§ **Stored entries**
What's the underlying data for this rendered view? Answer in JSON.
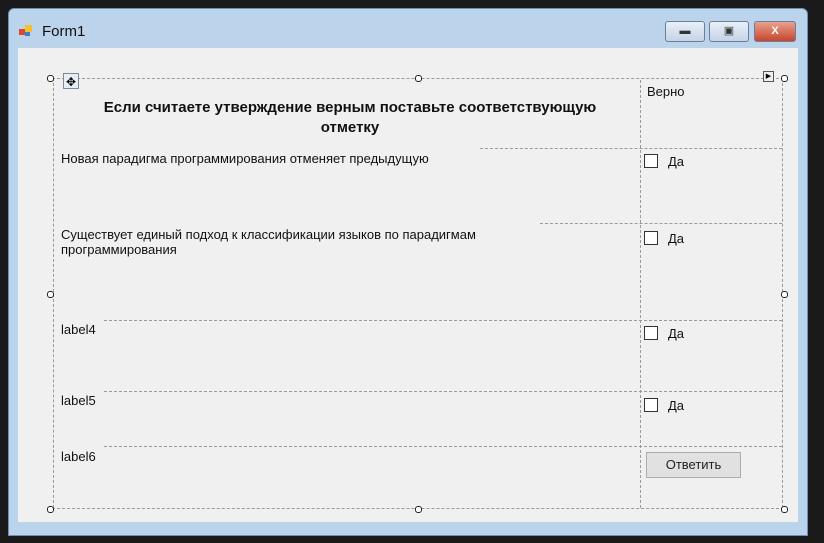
{
  "window": {
    "title": "Form1"
  },
  "header": {
    "text": "Если считаете утверждение верным поставьте соответствующую отметку",
    "column_title": "Верно"
  },
  "rows": [
    {
      "label": "Новая парадигма программирования отменяет предыдущую",
      "checkbox": "Да",
      "checked": false
    },
    {
      "label": "Существует единый подход к классификации языков по парадигмам программирования",
      "checkbox": "Да",
      "checked": false
    },
    {
      "label": "label4",
      "checkbox": "Да",
      "checked": false
    },
    {
      "label": "label5",
      "checkbox": "Да",
      "checked": false
    }
  ],
  "last_row": {
    "label": "label6",
    "button": "Ответить"
  }
}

§ **REQUIREMENT**
Extract all lines from the data in which "программирования" is found.

§ **FINAL ANSWER**
      "label": "Новая парадигма программирования отменяет предыдущую",
      "label": "Существует единый подход к классификации языков по парадигмам программирования",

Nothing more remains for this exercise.